> [QUÉ SE PIDE]
Según el texto proporcionado sobre la objeción de conciencia de Pepe, ¿con qué grupos discutía él en la cárcel de Jaén?

> [TEXTO PROPORCIONADO]
>>

Era aquella una España en la que se había abierto un abismo cultural entre el oficialismo y unos jóvenes que buscaban ávidamente rendijas de libertad. Pepe viajó por varios países de Europa haciendo autostop y visitó comunidades como El Arca, fundada en Francia por un discípulo de Gandhi, donde la no violencia iba emparejada con el yoga, el vegetarianismo y la agricultura ecológica. En esos itinerarios por el continente, el barbudo español descubrió la objeción de conciencia, un concepto que en España era radicalmente desconocido: aquí, los únicos que se negaban a hacer la mili eran los testigos de Jehová, pero Pepe fue comprendiendo que sus ideas se habían vuelto incompatibles con una imposición que le repugnaba. «Me considero un objetor político: no era solo un gesto personal, buscaba una ley, un derecho. Desde que conocí la objeción de conciencia hasta que me decidí, pasaron unos dos años. Fue un proceso lento y se produjo, sobre todo, a raíz de las conversaciones con los objetores franceses y los grupos que habían luchado de manera no violenta contra la guerra de Argelia. Fueron mis mejores maestros».

- ¿A qué miedos tuvo que sobreponerse?

- Tenía mucho miedo a la represión: había participado en la lucha antifranquista y había estado detenido dos veces, así que sabía lo que era. Pero mi miedo más importante era a no cumplir las expectativas. Todos confiaban ya en que iba a hacer objeción de conciencia, había hasta una campaña internacional preparada, y yo no sabía si al final me echaría para atrás. Tuve miedo a no atreverme, porque era un camino muy solitario. Cuando me metieron en el calabozo, me sentí a la vez preso y tremendamente liberado.

Pepe se preparó bien para la cárcel. Aprendió yoga, aprendió a tocar la flauta, aprendió a hacer artesanía... Practicó el ayuno, por si se terciaba una huelga de hambre, e incluso acudió a un gabinete psiquiátrico: allí pensaron que quería que le declararan loco para librarse de la mili, pero era más o menos lo contrario, pretendía que le certificasen su cordura antes de negarse a hacerla. Y, el 12 de enero de 1971, salió de la casa familiar de Valencia, se plantó en la caja de reclutas y dijo que él ni siquiera pensaba probarse el uniforme. Su primer destino fue la cárcel Modelo de su ciudad, mientras en varios países de Europa arrancaba la campaña internacional al grito de 'Libertad para Pepe', un nombre que resultaba muy simpático a los extrajeros. Tras el consejo de guerra por desobediencia, fue trasladado a Jaén, un penal dedicado a presos políticos. Aquella cárcel venía a ser un raro reverso de la España franquista.

- Usted la ha descrito como «una isla de libertad».

- Es que estábamos todo el día discutiendo, porque allí se podía, nadie era clandestino: discutías con la gente de ETA, con la gente del FRAP, con los del PCE (m-l), con los anarquistas... Yo discutía con todos, claro, porque la izquierda también era muy militarista en aquellos tiempos y no me entendían. Aprendí mucho, me sirvió para afianzar mis ideas y argumentarlas mejor. Y me apuntaba a todos los cursillos: aquellos cursillos de marxismo-leninismo, tan aburridos...

<<

> [ENTRADAS DE DATOS]

>>

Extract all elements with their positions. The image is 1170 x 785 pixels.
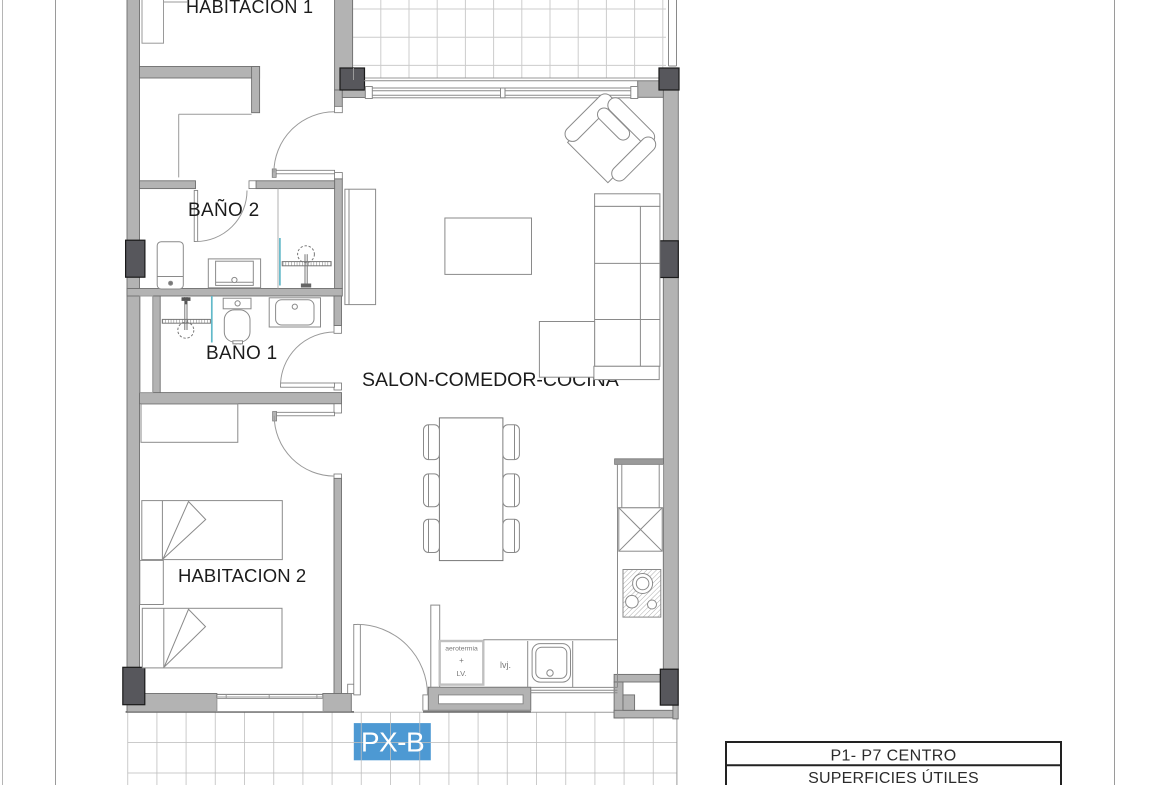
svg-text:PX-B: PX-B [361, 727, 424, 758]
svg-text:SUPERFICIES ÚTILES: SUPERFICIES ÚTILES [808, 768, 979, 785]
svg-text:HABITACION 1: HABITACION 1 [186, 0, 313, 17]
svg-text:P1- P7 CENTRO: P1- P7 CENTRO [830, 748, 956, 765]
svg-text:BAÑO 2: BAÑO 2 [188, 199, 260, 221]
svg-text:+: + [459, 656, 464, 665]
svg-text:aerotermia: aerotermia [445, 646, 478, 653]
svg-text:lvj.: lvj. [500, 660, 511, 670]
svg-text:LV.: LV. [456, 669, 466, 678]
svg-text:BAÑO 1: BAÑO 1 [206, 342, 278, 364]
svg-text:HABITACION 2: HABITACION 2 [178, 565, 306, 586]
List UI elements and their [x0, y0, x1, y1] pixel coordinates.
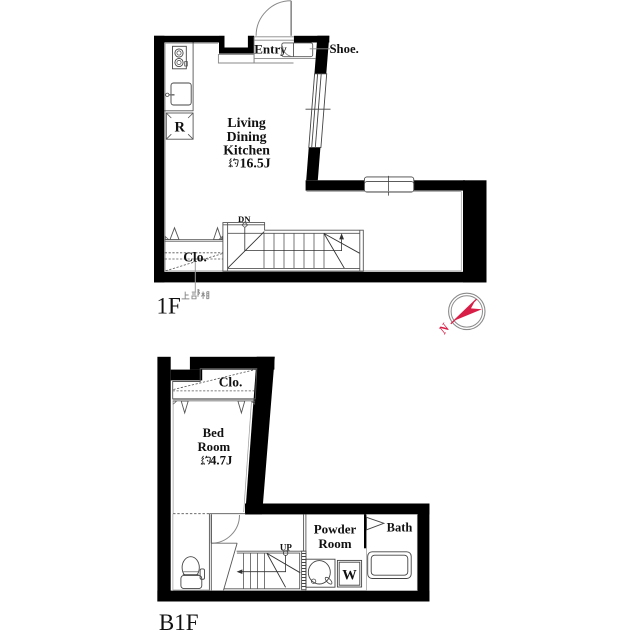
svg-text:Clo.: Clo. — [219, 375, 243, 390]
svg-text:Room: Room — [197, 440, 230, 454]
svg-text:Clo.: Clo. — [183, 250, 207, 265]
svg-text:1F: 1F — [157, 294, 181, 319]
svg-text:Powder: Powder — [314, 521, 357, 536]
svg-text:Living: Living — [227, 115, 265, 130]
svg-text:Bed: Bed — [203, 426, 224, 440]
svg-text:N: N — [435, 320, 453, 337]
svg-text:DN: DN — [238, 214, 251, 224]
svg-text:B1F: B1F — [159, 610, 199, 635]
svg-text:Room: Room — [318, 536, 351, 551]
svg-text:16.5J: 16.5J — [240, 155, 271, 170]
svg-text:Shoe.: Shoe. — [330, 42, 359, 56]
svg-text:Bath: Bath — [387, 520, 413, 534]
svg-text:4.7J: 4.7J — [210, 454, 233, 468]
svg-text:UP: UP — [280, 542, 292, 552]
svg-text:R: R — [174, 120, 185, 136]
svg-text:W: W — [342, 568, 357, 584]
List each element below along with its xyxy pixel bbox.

<<

> [SOLUCIÓN]
- ETA
- El FRAP
- El PCE (m-l)
- Los anarquistas